[Start]

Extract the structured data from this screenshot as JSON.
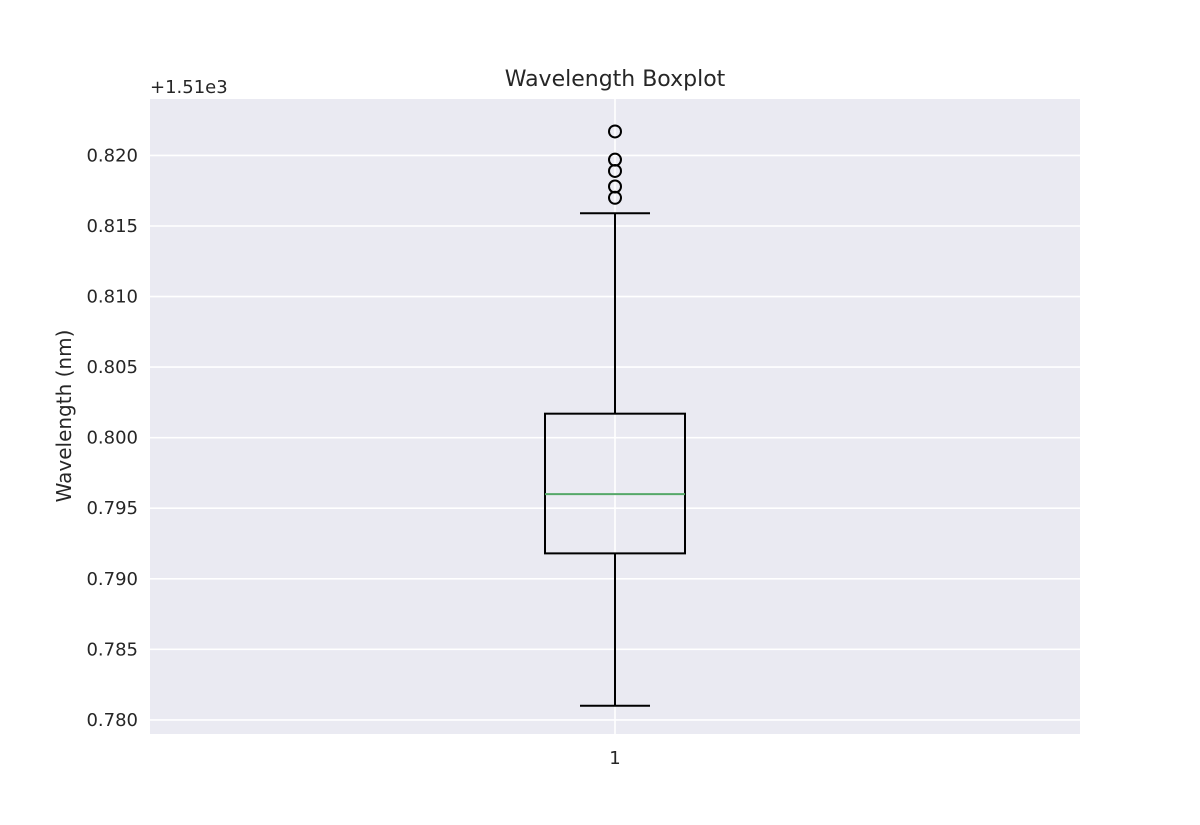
{
  "chart_data": {
    "type": "box",
    "title": "Wavelength Boxplot",
    "xlabel": "",
    "ylabel": "Wavelength (nm)",
    "offset_text": "+1.51e3",
    "categories": [
      "1"
    ],
    "ylim": [
      0.779,
      0.824
    ],
    "yticks": [
      0.78,
      0.785,
      0.79,
      0.795,
      0.8,
      0.805,
      0.81,
      0.815,
      0.82
    ],
    "ytick_labels": [
      "0.780",
      "0.785",
      "0.790",
      "0.795",
      "0.800",
      "0.805",
      "0.810",
      "0.815",
      "0.820"
    ],
    "boxes": [
      {
        "category": "1",
        "whisker_low": 0.781,
        "q1": 0.7918,
        "median": 0.796,
        "q3": 0.8017,
        "whisker_high": 0.8159,
        "outliers": [
          0.817,
          0.8178,
          0.8189,
          0.8197,
          0.8217
        ]
      }
    ],
    "grid": true,
    "colors": {
      "plot_background": "#eaeaf2",
      "grid": "#ffffff",
      "box": "#000000",
      "median": "#55a868"
    }
  }
}
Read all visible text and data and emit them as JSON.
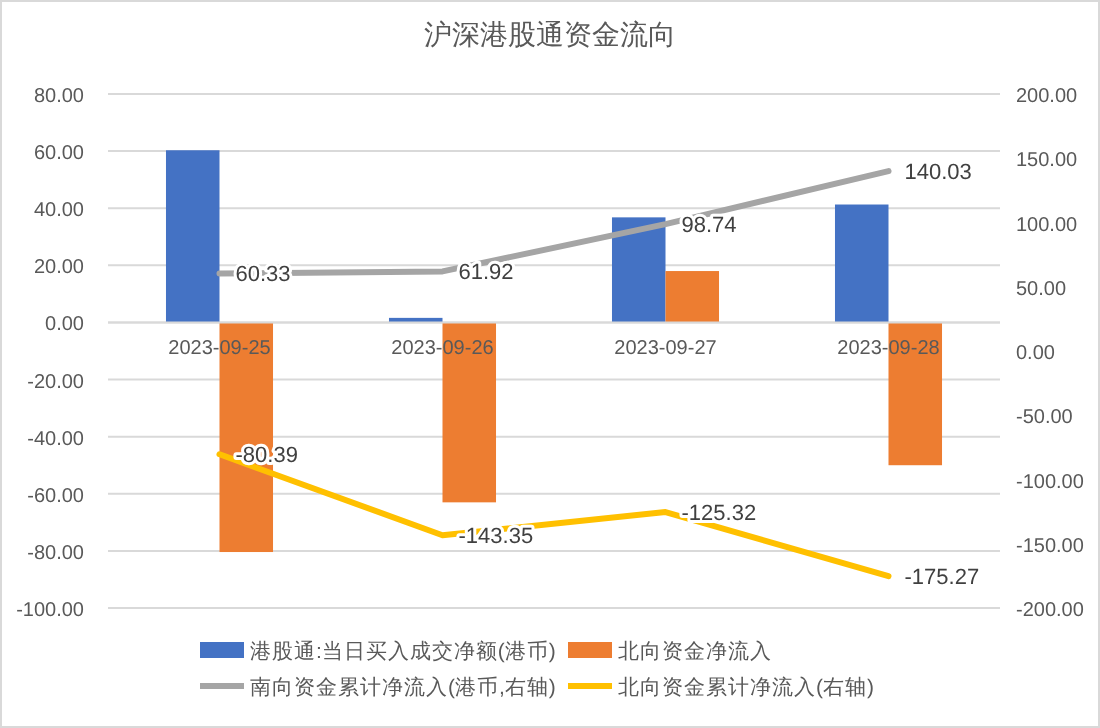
{
  "chart_data": {
    "type": "bar",
    "title": "沪深港股通资金流向",
    "categories": [
      "2023-09-25",
      "2023-09-26",
      "2023-09-27",
      "2023-09-28"
    ],
    "series": [
      {
        "name": "港股通:当日买入成交净额(港币)",
        "color": "#4472c4",
        "values": [
          60.3,
          1.6,
          36.8,
          41.3
        ]
      },
      {
        "name": "北向资金净流入",
        "color": "#ed7d31",
        "values": [
          -80.4,
          -63.0,
          18.0,
          -50.0
        ]
      },
      {
        "name": "南向资金累计净流入(港币,右轴)",
        "color": "#a5a5a5",
        "type": "line",
        "axis": "y2",
        "values": [
          60.33,
          61.92,
          98.74,
          140.03
        ],
        "value_labels": [
          "60.33",
          "61.92",
          "98.74",
          "140.03"
        ]
      },
      {
        "name": "北向资金累计净流入(右轴)",
        "color": "#ffc000",
        "type": "line",
        "axis": "y2",
        "values": [
          -80.39,
          -143.35,
          -125.32,
          -175.27
        ],
        "value_labels": [
          "-80.39",
          "-143.35",
          "-125.32",
          "-175.27"
        ]
      }
    ],
    "ylim": [
      -100,
      80
    ],
    "yticks": [
      {
        "value": -100,
        "label": "-100.00"
      },
      {
        "value": -80,
        "label": "-80.00"
      },
      {
        "value": -60,
        "label": "-60.00"
      },
      {
        "value": -40,
        "label": "-40.00"
      },
      {
        "value": -20,
        "label": "-20.00"
      },
      {
        "value": 0,
        "label": "0.00"
      },
      {
        "value": 20,
        "label": "20.00"
      },
      {
        "value": 40,
        "label": "40.00"
      },
      {
        "value": 60,
        "label": "60.00"
      },
      {
        "value": 80,
        "label": "80.00"
      }
    ],
    "y2lim": [
      -200,
      200
    ],
    "y2ticks": [
      {
        "value": -200,
        "label": "-200.00"
      },
      {
        "value": -150,
        "label": "-150.00"
      },
      {
        "value": -100,
        "label": "-100.00"
      },
      {
        "value": -50,
        "label": "-50.00"
      },
      {
        "value": 0,
        "label": "0.00"
      },
      {
        "value": 50,
        "label": "50.00"
      },
      {
        "value": 100,
        "label": "100.00"
      },
      {
        "value": 150,
        "label": "150.00"
      },
      {
        "value": 200,
        "label": "200.00"
      }
    ],
    "grid": "y",
    "legend": "bottom",
    "marker": "none",
    "line_style": "solid"
  }
}
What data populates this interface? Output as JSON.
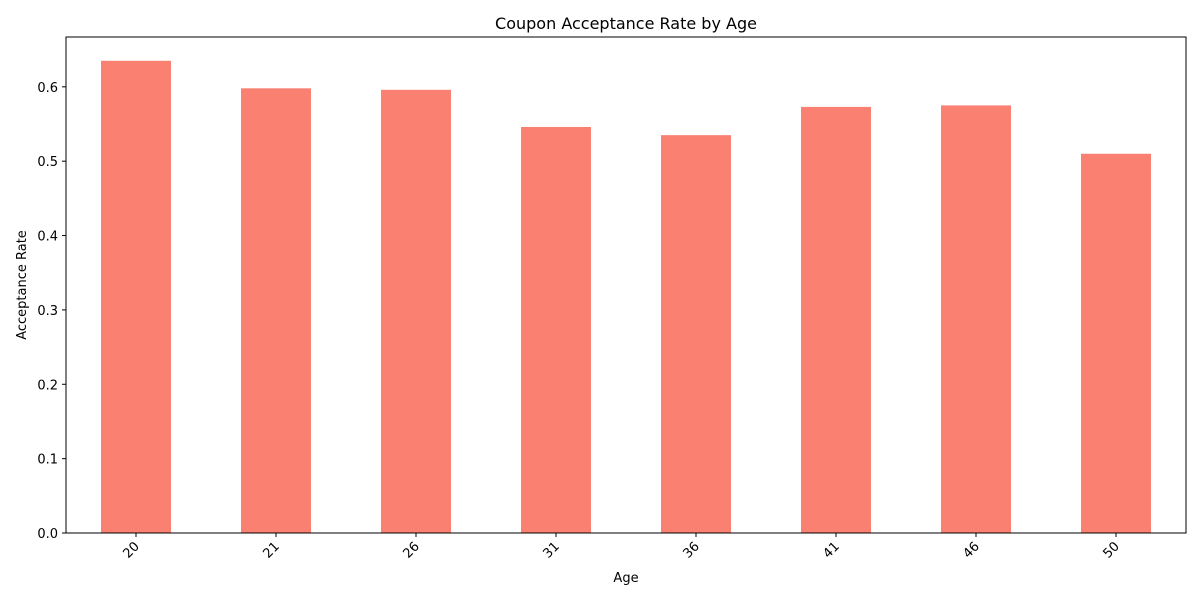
{
  "chart_data": {
    "type": "bar",
    "title": "Coupon Acceptance Rate by Age",
    "xlabel": "Age",
    "ylabel": "Acceptance Rate",
    "categories": [
      "20",
      "21",
      "26",
      "31",
      "36",
      "41",
      "46",
      "50"
    ],
    "values": [
      0.635,
      0.598,
      0.596,
      0.546,
      0.535,
      0.573,
      0.575,
      0.51
    ],
    "ylim": [
      0,
      0.667
    ],
    "yticks": [
      0.0,
      0.1,
      0.2,
      0.3,
      0.4,
      0.5,
      0.6
    ],
    "ytick_labels": [
      "0.0",
      "0.1",
      "0.2",
      "0.3",
      "0.4",
      "0.5",
      "0.6"
    ],
    "bar_color": "#fa8072",
    "grid": false,
    "legend": "none",
    "xtick_rotation": "45 degrees, right-aligned"
  }
}
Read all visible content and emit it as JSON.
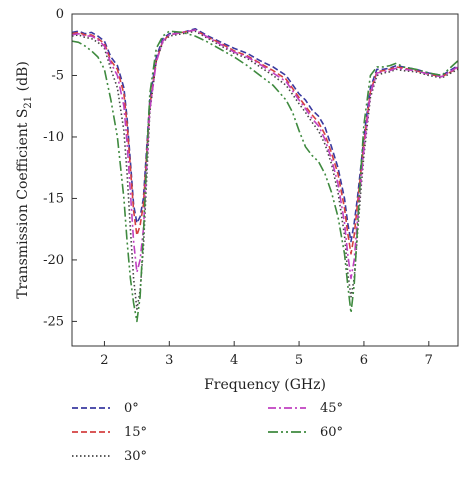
{
  "chart_data": {
    "type": "line",
    "xlabel": "Frequency (GHz)",
    "ylabel_main": "Transmission Coefficient S",
    "ylabel_sub": "21",
    "ylabel_unit": " (dB)",
    "xlim": [
      1.5,
      7.45
    ],
    "ylim": [
      -27,
      0
    ],
    "xticks": [
      2,
      3,
      4,
      5,
      6,
      7
    ],
    "yticks": [
      0,
      -5,
      -10,
      -15,
      -20,
      -25
    ],
    "grid": false,
    "legend_position": "bottom",
    "series": [
      {
        "name": "0°",
        "color": "#3a3aa0",
        "dash": "6,3",
        "x": [
          1.5,
          1.6,
          1.7,
          1.8,
          1.9,
          2.0,
          2.1,
          2.2,
          2.3,
          2.35,
          2.4,
          2.45,
          2.5,
          2.55,
          2.6,
          2.65,
          2.7,
          2.8,
          2.9,
          3.0,
          3.2,
          3.4,
          3.6,
          3.8,
          4.0,
          4.2,
          4.4,
          4.6,
          4.8,
          5.0,
          5.1,
          5.2,
          5.3,
          5.4,
          5.5,
          5.6,
          5.7,
          5.75,
          5.8,
          5.85,
          5.9,
          5.95,
          6.0,
          6.1,
          6.2,
          6.3,
          6.4,
          6.5,
          6.6,
          6.8,
          7.0,
          7.2,
          7.45
        ],
        "y": [
          -1.5,
          -1.4,
          -1.6,
          -1.5,
          -1.8,
          -2.2,
          -3.5,
          -4.2,
          -6.0,
          -8.5,
          -12.0,
          -15.5,
          -17.0,
          -16.5,
          -15.0,
          -11.0,
          -7.0,
          -3.5,
          -2.0,
          -1.6,
          -1.5,
          -1.2,
          -1.8,
          -2.3,
          -2.8,
          -3.2,
          -3.8,
          -4.3,
          -5.0,
          -6.5,
          -7.0,
          -7.8,
          -8.3,
          -9.2,
          -10.8,
          -12.5,
          -15.0,
          -17.0,
          -18.5,
          -17.0,
          -15.0,
          -12.5,
          -10.0,
          -6.0,
          -4.5,
          -4.5,
          -4.4,
          -4.2,
          -4.3,
          -4.5,
          -4.8,
          -5.0,
          -4.2
        ]
      },
      {
        "name": "15°",
        "color": "#d44040",
        "dash": "6,3",
        "x": [
          1.5,
          1.6,
          1.7,
          1.8,
          1.9,
          2.0,
          2.1,
          2.2,
          2.3,
          2.35,
          2.4,
          2.45,
          2.5,
          2.55,
          2.6,
          2.65,
          2.7,
          2.8,
          2.9,
          3.0,
          3.2,
          3.4,
          3.6,
          3.8,
          4.0,
          4.2,
          4.4,
          4.6,
          4.8,
          5.0,
          5.1,
          5.2,
          5.3,
          5.4,
          5.5,
          5.6,
          5.7,
          5.75,
          5.8,
          5.85,
          5.9,
          5.95,
          6.0,
          6.1,
          6.2,
          6.3,
          6.4,
          6.5,
          6.6,
          6.8,
          7.0,
          7.2,
          7.45
        ],
        "y": [
          -1.6,
          -1.5,
          -1.7,
          -1.7,
          -2.0,
          -2.4,
          -3.8,
          -4.5,
          -6.5,
          -9.0,
          -12.5,
          -16.0,
          -18.0,
          -17.2,
          -15.5,
          -11.5,
          -7.5,
          -3.8,
          -2.2,
          -1.7,
          -1.5,
          -1.3,
          -1.9,
          -2.4,
          -3.0,
          -3.4,
          -4.0,
          -4.6,
          -5.3,
          -6.8,
          -7.5,
          -8.2,
          -8.8,
          -9.8,
          -11.3,
          -13.0,
          -15.8,
          -17.8,
          -19.5,
          -18.0,
          -15.5,
          -13.0,
          -10.5,
          -6.3,
          -4.7,
          -4.6,
          -4.5,
          -4.3,
          -4.4,
          -4.6,
          -4.9,
          -5.1,
          -4.4
        ]
      },
      {
        "name": "30°",
        "color": "#444444",
        "dash": "1.5,2.5",
        "x": [
          1.5,
          1.6,
          1.7,
          1.8,
          1.9,
          2.0,
          2.1,
          2.2,
          2.3,
          2.35,
          2.4,
          2.45,
          2.5,
          2.55,
          2.6,
          2.65,
          2.7,
          2.8,
          2.9,
          3.0,
          3.2,
          3.4,
          3.6,
          3.8,
          4.0,
          4.2,
          4.4,
          4.6,
          4.8,
          5.0,
          5.1,
          5.2,
          5.3,
          5.4,
          5.5,
          5.6,
          5.7,
          5.75,
          5.8,
          5.85,
          5.9,
          5.95,
          6.0,
          6.1,
          6.2,
          6.3,
          6.4,
          6.5,
          6.6,
          6.8,
          7.0,
          7.2,
          7.45
        ],
        "y": [
          -1.8,
          -1.7,
          -1.9,
          -2.0,
          -2.3,
          -2.8,
          -4.5,
          -6.0,
          -9.5,
          -13.0,
          -17.5,
          -21.5,
          -24.0,
          -22.5,
          -19.0,
          -13.5,
          -8.0,
          -3.8,
          -2.3,
          -1.8,
          -1.6,
          -1.4,
          -2.0,
          -2.6,
          -3.2,
          -3.6,
          -4.3,
          -5.0,
          -5.8,
          -7.3,
          -8.0,
          -8.8,
          -9.5,
          -10.6,
          -12.2,
          -14.5,
          -18.0,
          -21.0,
          -23.0,
          -21.5,
          -18.0,
          -14.5,
          -11.5,
          -6.8,
          -5.0,
          -4.8,
          -4.7,
          -4.5,
          -4.6,
          -4.7,
          -5.0,
          -5.2,
          -4.5
        ]
      },
      {
        "name": "45°",
        "color": "#c040c0",
        "dash": "8,3,2,3",
        "x": [
          1.5,
          1.6,
          1.7,
          1.8,
          1.9,
          2.0,
          2.1,
          2.2,
          2.3,
          2.35,
          2.4,
          2.45,
          2.5,
          2.55,
          2.6,
          2.65,
          2.7,
          2.8,
          2.9,
          3.0,
          3.2,
          3.4,
          3.6,
          3.8,
          4.0,
          4.2,
          4.4,
          4.6,
          4.8,
          5.0,
          5.1,
          5.2,
          5.3,
          5.4,
          5.5,
          5.6,
          5.7,
          5.75,
          5.8,
          5.85,
          5.9,
          5.95,
          6.0,
          6.1,
          6.2,
          6.3,
          6.4,
          6.5,
          6.6,
          6.8,
          7.0,
          7.2,
          7.45
        ],
        "y": [
          -1.7,
          -1.6,
          -1.8,
          -1.8,
          -2.1,
          -2.6,
          -4.0,
          -5.0,
          -7.5,
          -10.5,
          -14.5,
          -18.5,
          -21.0,
          -20.0,
          -17.5,
          -12.5,
          -7.8,
          -3.9,
          -2.2,
          -1.7,
          -1.5,
          -1.3,
          -1.9,
          -2.5,
          -3.1,
          -3.5,
          -4.1,
          -4.8,
          -5.5,
          -7.0,
          -7.7,
          -8.5,
          -9.1,
          -10.2,
          -11.8,
          -13.8,
          -17.0,
          -19.5,
          -21.5,
          -20.0,
          -16.8,
          -13.8,
          -11.0,
          -6.5,
          -4.8,
          -4.7,
          -4.6,
          -4.4,
          -4.5,
          -4.6,
          -4.9,
          -5.1,
          -4.3
        ]
      },
      {
        "name": "60°",
        "color": "#3f8a3f",
        "dash": "10,3,2,3,2,3",
        "x": [
          1.5,
          1.6,
          1.7,
          1.8,
          1.9,
          2.0,
          2.1,
          2.2,
          2.3,
          2.35,
          2.4,
          2.45,
          2.5,
          2.55,
          2.6,
          2.65,
          2.7,
          2.8,
          2.9,
          3.0,
          3.2,
          3.4,
          3.6,
          3.8,
          4.0,
          4.2,
          4.4,
          4.6,
          4.8,
          4.9,
          5.0,
          5.1,
          5.2,
          5.3,
          5.4,
          5.5,
          5.6,
          5.7,
          5.75,
          5.8,
          5.85,
          5.9,
          5.95,
          6.0,
          6.1,
          6.2,
          6.3,
          6.4,
          6.5,
          6.6,
          6.8,
          7.0,
          7.2,
          7.45
        ],
        "y": [
          -2.2,
          -2.3,
          -2.6,
          -3.0,
          -3.5,
          -4.5,
          -7.0,
          -10.0,
          -15.0,
          -18.5,
          -21.5,
          -23.5,
          -25.0,
          -23.0,
          -18.0,
          -12.0,
          -6.5,
          -2.8,
          -1.8,
          -1.4,
          -1.5,
          -1.8,
          -2.3,
          -2.9,
          -3.5,
          -4.2,
          -5.0,
          -5.8,
          -7.0,
          -8.0,
          -9.5,
          -10.8,
          -11.5,
          -12.0,
          -13.0,
          -14.5,
          -16.5,
          -19.5,
          -22.0,
          -24.3,
          -22.0,
          -17.5,
          -13.0,
          -9.0,
          -5.0,
          -4.3,
          -4.3,
          -4.2,
          -4.0,
          -4.3,
          -4.5,
          -4.8,
          -5.0,
          -3.8
        ]
      }
    ]
  }
}
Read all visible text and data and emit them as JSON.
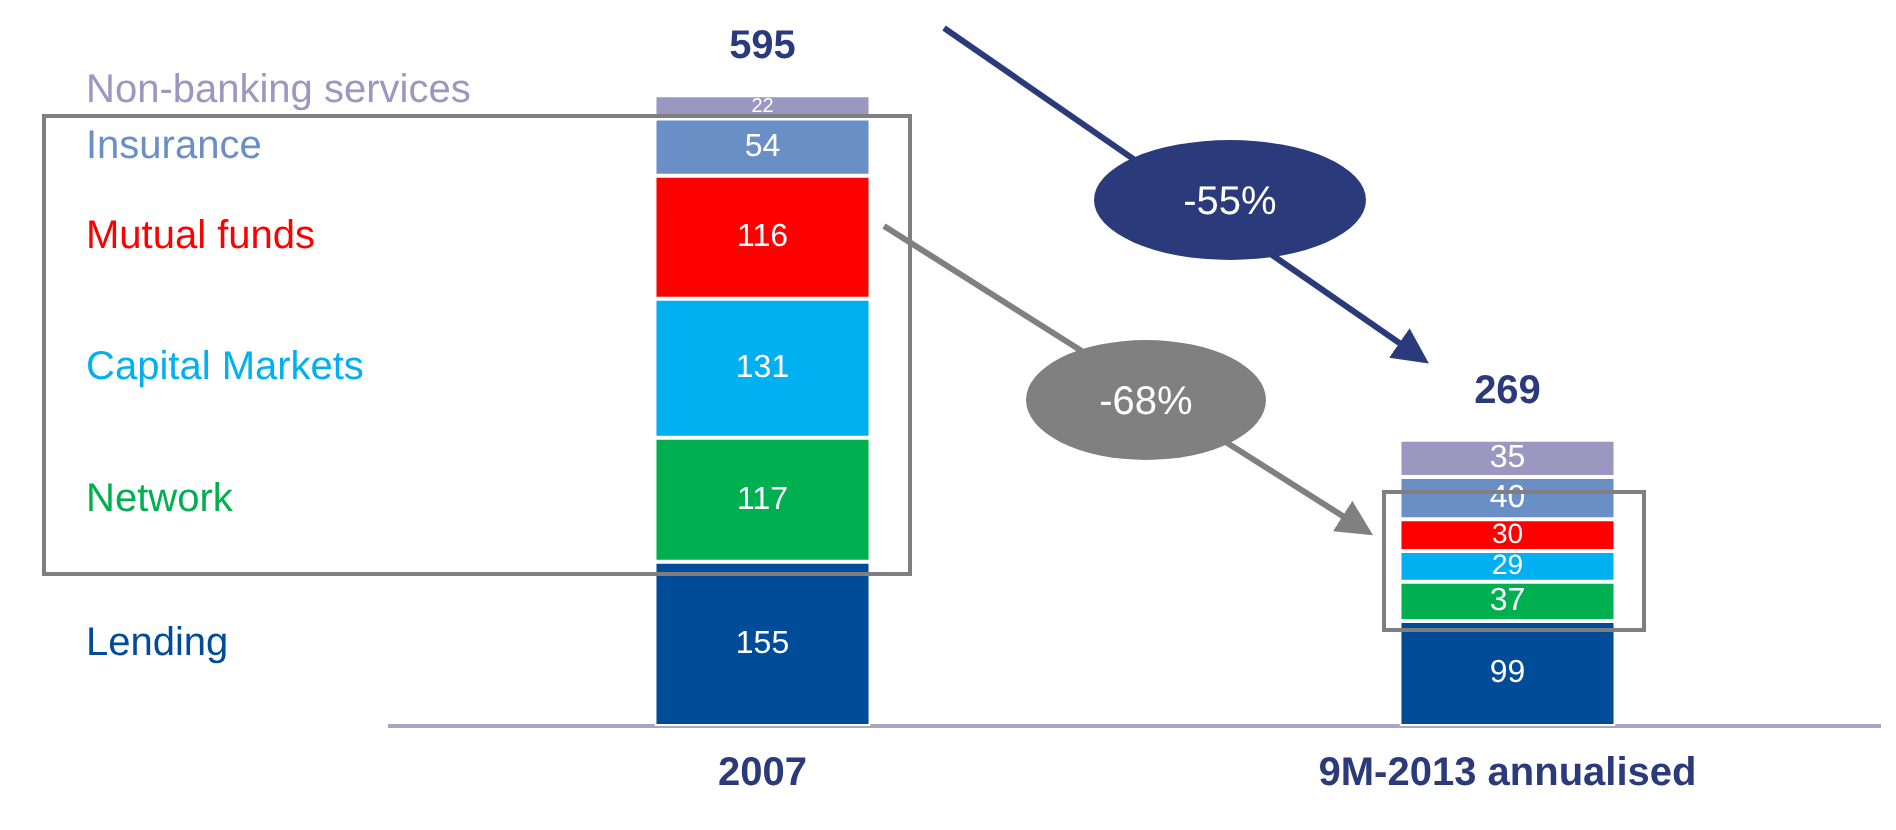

[End]

## Set exercise
In the listing above, find the lines holding the word "Acceptance" and copy them.

## Result of this task
    "title": "Coupon Acceptance Rate by Age",
    "ylabel": "Acceptance Rate",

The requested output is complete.